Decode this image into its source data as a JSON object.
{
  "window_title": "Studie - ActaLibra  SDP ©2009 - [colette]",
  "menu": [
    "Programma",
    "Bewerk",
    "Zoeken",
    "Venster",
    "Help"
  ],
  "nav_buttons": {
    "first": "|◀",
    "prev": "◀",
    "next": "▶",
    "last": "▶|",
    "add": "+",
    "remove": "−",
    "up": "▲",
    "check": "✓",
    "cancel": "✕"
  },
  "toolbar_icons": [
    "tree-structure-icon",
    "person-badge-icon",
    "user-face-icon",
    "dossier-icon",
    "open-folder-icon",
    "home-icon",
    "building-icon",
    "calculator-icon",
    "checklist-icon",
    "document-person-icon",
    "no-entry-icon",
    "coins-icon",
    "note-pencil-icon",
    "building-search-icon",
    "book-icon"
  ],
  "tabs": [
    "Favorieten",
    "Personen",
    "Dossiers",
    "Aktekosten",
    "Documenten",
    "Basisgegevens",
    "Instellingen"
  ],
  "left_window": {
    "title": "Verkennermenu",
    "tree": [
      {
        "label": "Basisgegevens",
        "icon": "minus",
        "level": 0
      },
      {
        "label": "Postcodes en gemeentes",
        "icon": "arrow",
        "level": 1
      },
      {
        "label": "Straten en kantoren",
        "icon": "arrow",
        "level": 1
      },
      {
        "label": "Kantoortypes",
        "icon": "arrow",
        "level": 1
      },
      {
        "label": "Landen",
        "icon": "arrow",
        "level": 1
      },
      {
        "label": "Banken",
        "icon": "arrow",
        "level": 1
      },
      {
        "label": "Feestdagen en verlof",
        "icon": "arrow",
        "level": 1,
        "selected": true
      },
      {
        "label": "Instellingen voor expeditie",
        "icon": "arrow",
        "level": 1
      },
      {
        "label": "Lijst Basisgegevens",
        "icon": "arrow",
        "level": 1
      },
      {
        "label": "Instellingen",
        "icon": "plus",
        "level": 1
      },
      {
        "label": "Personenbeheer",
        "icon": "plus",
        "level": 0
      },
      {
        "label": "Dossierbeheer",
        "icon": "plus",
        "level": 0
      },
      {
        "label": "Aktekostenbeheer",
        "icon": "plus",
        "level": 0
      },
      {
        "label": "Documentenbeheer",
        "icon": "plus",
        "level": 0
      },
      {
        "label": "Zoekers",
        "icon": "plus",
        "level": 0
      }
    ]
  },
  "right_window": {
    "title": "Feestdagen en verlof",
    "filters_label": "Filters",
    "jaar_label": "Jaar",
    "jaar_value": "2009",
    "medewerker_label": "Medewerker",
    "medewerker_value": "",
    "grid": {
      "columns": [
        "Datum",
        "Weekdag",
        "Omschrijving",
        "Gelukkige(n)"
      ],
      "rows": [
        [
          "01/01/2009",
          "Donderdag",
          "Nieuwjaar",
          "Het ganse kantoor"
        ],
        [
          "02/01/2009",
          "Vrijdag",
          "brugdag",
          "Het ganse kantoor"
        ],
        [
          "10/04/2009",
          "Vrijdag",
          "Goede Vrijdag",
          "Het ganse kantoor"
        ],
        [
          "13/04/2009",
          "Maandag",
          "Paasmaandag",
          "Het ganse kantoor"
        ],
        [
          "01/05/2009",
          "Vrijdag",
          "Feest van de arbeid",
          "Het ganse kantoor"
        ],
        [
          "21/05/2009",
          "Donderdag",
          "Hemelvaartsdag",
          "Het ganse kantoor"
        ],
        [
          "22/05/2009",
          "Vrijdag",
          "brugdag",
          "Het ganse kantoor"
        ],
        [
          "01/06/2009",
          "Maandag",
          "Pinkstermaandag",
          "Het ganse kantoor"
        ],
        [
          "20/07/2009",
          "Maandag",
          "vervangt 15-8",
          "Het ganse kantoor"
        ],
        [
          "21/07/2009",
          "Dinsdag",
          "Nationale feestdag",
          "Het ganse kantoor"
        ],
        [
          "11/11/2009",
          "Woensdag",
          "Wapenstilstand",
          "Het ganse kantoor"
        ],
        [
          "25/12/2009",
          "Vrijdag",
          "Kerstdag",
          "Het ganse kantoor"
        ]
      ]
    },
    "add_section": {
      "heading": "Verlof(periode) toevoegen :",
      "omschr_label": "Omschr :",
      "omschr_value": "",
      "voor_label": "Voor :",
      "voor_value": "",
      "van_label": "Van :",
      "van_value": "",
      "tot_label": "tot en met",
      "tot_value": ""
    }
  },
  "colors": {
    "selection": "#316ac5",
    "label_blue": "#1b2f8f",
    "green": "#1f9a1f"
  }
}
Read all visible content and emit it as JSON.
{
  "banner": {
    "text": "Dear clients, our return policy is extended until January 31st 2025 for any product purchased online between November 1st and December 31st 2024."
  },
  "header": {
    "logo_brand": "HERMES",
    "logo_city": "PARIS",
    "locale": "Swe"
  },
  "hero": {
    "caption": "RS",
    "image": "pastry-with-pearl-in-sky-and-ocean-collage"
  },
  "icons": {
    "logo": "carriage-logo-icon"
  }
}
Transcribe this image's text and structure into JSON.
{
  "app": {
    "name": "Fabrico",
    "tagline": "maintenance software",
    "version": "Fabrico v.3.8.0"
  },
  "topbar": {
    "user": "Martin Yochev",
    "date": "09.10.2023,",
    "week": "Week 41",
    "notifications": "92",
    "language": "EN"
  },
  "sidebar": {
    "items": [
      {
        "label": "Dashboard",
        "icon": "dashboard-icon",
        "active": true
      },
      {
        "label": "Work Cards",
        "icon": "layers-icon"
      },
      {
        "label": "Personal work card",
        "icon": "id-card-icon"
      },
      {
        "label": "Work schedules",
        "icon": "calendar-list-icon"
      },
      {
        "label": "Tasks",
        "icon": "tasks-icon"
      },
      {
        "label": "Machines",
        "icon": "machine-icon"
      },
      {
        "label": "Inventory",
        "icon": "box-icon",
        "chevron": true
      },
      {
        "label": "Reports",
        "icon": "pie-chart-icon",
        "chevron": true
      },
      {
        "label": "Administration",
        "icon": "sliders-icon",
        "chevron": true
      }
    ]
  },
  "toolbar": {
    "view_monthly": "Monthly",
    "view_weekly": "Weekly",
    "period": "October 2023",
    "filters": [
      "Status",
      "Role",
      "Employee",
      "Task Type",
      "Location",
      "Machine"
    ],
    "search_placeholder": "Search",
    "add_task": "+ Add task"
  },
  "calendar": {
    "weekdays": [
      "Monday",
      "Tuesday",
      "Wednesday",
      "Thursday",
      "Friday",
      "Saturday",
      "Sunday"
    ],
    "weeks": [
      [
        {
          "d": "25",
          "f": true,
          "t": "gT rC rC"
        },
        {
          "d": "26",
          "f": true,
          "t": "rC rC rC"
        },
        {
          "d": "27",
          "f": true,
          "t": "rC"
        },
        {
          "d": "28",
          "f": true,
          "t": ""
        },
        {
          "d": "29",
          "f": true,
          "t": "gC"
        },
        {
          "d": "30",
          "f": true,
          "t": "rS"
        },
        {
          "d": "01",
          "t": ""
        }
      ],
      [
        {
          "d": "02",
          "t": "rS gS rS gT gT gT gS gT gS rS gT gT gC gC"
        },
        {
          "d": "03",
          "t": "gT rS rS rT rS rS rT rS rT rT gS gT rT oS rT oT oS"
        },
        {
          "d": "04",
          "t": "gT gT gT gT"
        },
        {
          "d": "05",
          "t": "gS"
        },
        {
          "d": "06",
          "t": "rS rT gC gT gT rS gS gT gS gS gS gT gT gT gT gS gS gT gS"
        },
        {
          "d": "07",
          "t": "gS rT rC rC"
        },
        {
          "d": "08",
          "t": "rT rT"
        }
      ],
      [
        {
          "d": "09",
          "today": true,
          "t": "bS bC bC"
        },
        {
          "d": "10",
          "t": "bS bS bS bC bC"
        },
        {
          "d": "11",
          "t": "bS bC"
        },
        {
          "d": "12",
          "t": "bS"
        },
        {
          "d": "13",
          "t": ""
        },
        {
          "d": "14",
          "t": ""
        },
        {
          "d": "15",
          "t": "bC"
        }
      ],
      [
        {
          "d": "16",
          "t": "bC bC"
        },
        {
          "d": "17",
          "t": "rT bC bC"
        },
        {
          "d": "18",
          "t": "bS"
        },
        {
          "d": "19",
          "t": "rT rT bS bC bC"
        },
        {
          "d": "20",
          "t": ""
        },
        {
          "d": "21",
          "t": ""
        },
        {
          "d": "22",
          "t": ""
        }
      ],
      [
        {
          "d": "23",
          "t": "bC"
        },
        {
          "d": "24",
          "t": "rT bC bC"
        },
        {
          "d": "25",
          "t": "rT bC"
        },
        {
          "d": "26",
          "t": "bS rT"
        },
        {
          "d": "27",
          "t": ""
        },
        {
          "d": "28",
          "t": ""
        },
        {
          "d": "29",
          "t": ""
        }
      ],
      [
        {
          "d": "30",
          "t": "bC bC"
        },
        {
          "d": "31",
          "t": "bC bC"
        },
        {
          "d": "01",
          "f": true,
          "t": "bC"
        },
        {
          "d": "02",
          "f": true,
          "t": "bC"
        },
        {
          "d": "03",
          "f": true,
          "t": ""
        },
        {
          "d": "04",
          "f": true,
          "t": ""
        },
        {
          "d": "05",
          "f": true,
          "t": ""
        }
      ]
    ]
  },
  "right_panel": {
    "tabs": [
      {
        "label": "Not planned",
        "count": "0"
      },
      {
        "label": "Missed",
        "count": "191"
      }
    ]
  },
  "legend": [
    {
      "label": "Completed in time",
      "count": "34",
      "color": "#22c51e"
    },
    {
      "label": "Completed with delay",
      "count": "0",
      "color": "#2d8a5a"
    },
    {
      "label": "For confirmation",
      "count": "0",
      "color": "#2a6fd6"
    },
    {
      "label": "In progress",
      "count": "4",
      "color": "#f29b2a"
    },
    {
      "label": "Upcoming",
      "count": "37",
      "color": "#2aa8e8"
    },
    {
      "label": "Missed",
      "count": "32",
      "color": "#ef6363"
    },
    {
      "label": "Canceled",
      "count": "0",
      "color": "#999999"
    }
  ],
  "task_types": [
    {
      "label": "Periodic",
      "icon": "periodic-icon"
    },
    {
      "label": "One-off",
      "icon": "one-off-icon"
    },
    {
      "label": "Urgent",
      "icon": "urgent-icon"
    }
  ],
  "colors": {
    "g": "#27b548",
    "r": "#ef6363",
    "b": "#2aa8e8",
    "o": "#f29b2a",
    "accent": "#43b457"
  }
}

....

◆ Exercise directions:
In the listing above, locate each line with "Basisgegevens" and copy it.

◆ Answer to this task:
    "Basisgegevens",
        "label": "Basisgegevens",
        "label": "Lijst Basisgegevens",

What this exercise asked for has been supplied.